* Short exercise 1 *
According to the comedy essay, which Three Stooges short did the writer catch on TBS at age six?
* Short exercise 2 *
Write the next part of the comedy essay, starting right after its final sentence.

* Reading text *

After jazz, my other two great interests in life are comedy and baseball. When I was five years old, the minute I learned how to read, I memorized every World Series winner and loser and soon became a party trick at family functions. I still eat up baseball stats at a maddening pace (and have my beloved Yankees on in the background as I write this). The following year, when I was six, I caught a Three Stooges short on TBS before school (I still remember it, "A Gem of a Jam") and instantly needed to know everything about them imaginable.
This led to grade school years filled with devouring Laurel and Hardy, Our Gang, the Marx Brothers, Buster Keaton, you name it. Old sitcoms were a great love, especially "The Honeymooners," "The Dick Van Dyke Show," "The Odd Couple," "The Phil Silvers Show" and "I Love Lucy" (with my name, I had no choice on that last one). Woody Allen eventually became a hero. The whole time I was growing up, I was also plugged into the current comedy scene, obsessed with sitcoms like "Seinfeld," sketch comedy such as "Mr. Show" and silly movies, some too embarrassing to mention here. The profane and vulgar didn't bother me; I've said it before, I have low class. Funny's funny to me, whether it's a Buster Keaton stunt or a sexual misunderstanding from Larry David.
I've also always loved stand-up comedy. My wife and I particularly share this love, often going to see favorite acts such as Louis C. K. and Jim Gaffigan live. Thus, I was in heaven on earth last Friday night when HBO aired a new special called "Talking Funny," a roundtable discussion about comedy with Jerry Seinfeld, Ricky Gervais, Chris Rock and Louis C. K. Some people have argued about comedy (and jazz) that the more you analyze it, the less fun it becomes. I guess that's true, but I'm sucker for comedy analysis, especially from the pros, not critics.

* Item position rows *
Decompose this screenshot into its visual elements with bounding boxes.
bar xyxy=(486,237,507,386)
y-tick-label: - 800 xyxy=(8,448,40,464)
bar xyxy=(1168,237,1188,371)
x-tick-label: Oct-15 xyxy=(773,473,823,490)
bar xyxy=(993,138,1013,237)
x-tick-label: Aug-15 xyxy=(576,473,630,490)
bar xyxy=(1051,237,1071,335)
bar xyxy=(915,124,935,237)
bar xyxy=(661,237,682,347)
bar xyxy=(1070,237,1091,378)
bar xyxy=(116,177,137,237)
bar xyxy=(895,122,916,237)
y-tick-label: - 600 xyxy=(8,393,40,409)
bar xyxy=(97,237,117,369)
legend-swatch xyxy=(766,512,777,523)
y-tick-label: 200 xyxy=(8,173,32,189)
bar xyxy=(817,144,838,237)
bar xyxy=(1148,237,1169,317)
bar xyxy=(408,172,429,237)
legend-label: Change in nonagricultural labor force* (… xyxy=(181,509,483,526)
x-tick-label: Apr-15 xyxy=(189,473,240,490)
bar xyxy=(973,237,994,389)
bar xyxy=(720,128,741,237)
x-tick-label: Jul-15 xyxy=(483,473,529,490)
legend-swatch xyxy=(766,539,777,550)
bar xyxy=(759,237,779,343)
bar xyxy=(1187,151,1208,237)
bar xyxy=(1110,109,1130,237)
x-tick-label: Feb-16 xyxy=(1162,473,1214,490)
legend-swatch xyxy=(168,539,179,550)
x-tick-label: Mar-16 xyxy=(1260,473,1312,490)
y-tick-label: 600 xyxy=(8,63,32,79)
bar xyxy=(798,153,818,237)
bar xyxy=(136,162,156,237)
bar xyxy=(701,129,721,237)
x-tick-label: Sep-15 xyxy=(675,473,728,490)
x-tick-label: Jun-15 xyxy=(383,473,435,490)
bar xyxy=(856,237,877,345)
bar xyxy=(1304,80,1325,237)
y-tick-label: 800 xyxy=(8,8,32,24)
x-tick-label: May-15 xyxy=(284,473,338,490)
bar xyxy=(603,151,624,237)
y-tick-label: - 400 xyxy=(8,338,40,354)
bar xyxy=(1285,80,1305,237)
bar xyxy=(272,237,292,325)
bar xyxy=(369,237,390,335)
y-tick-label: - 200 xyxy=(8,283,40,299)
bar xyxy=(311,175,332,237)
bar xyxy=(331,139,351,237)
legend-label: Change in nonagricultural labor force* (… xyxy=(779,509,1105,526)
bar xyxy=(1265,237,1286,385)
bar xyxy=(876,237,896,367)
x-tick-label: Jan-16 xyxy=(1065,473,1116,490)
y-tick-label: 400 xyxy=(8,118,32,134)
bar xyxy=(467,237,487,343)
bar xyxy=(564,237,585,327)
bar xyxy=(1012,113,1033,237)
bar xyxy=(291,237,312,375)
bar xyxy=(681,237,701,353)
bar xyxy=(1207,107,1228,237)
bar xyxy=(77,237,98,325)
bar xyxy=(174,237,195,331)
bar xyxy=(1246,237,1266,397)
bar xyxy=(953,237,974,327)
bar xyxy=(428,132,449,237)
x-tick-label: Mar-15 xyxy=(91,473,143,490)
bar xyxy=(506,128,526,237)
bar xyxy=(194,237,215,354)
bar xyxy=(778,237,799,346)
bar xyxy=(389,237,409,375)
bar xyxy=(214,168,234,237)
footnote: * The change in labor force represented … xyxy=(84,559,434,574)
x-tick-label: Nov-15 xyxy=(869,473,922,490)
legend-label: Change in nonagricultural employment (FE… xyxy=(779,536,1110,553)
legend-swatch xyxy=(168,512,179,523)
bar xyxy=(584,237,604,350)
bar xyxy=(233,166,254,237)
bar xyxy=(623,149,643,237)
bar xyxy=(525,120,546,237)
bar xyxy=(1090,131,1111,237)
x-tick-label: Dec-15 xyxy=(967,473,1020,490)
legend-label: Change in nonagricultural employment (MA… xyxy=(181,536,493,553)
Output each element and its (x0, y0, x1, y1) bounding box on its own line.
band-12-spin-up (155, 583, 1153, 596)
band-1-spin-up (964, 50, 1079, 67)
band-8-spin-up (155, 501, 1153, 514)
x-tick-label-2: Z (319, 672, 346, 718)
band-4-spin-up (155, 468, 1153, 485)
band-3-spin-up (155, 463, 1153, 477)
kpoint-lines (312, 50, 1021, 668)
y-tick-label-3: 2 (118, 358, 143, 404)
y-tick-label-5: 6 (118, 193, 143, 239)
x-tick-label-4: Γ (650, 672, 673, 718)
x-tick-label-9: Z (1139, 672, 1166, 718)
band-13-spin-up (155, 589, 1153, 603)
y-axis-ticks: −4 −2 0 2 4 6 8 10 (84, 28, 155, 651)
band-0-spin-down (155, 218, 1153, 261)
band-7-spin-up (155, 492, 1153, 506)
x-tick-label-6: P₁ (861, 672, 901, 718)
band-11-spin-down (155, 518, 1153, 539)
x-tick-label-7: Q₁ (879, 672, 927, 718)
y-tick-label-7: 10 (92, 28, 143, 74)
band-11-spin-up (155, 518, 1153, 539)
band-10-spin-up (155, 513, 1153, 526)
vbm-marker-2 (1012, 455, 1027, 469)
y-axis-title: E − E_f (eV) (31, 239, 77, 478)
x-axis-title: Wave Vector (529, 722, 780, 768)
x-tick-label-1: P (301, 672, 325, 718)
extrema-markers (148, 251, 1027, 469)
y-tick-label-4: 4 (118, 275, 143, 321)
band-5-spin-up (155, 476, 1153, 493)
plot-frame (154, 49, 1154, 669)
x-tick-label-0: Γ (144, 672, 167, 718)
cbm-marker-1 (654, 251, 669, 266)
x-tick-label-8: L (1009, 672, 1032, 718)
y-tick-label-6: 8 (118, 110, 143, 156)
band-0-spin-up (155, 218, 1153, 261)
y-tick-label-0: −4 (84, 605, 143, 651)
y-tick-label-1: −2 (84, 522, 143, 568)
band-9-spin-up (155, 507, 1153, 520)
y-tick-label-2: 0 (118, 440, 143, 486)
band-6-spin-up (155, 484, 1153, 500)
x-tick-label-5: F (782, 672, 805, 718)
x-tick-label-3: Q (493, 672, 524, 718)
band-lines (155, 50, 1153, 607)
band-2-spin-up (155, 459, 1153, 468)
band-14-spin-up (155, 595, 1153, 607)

* Exercise result 1 *
"A Gem of a Jam."

* Exercise result 2 *
The special was fantastic but when it was over, more than ever before I saw a connection between jazz and stand-up comedy and especially as it relates to Louis Armstrong. Anyone who has stumbled upon this blog for even a minute knows the story: in his later years, Louis carefully perfected his act with the All Stars, improvising solos and routines and gradually sculpting them into perfect little performances. Critics balked--"That's not jazz, jazz is spontaneous!"--but Armstrong said that was how it always was done when he was coming up and besides, audiences always turned up in droves.
Well, stand-up comedy is similar in that way. Some comedians start with nothing, gradually improvise or try out a few bits, see what sticks and slowly but surely, build up an act, 10 minutes at first, then 20 and so on. When they have a polished hour, they hit the road...and repeat that hour night after night. When it's really flying, they might film that hour for posterity.
But naturally, not every comedian does this. Some like to improvise every night and don't want to get into a rut so they abandon jokes that work after short periods of time, afraid of going stale. While watching "Talking Funny," I felt like I could have been watching a roundtable discussion with Louis, Duke Ellington, Charlie Parker and Ornette Coleman. Almost immediately, the comedians got into it about how they approach their performances. Louis C. K. now writes a full new hour every year, which is pretty unheard of. He feels it keeps his audience coming back because they know it's going to be new. But once he gets that hour...that's the hour. My wife and I have seen him three times now, completely different each time. But we've also seen two of his filmed specials that were identical to the shows we saw live. No problem, we laughed just as hard at home.
Chris Rock will throw the audience some things they want to hear but prefers doing an entirely new show every time he goes out on tour, gradually changing it nightly until he gets it perfect, at which point he films it and moves on. Ricky Gervais is the renegade, a recent convert to stand-up, who feels the need to change it up every night, who hates going for easy laughs, who wants no polish whatsoever. He's there to create and try to do something no one in the audience can do.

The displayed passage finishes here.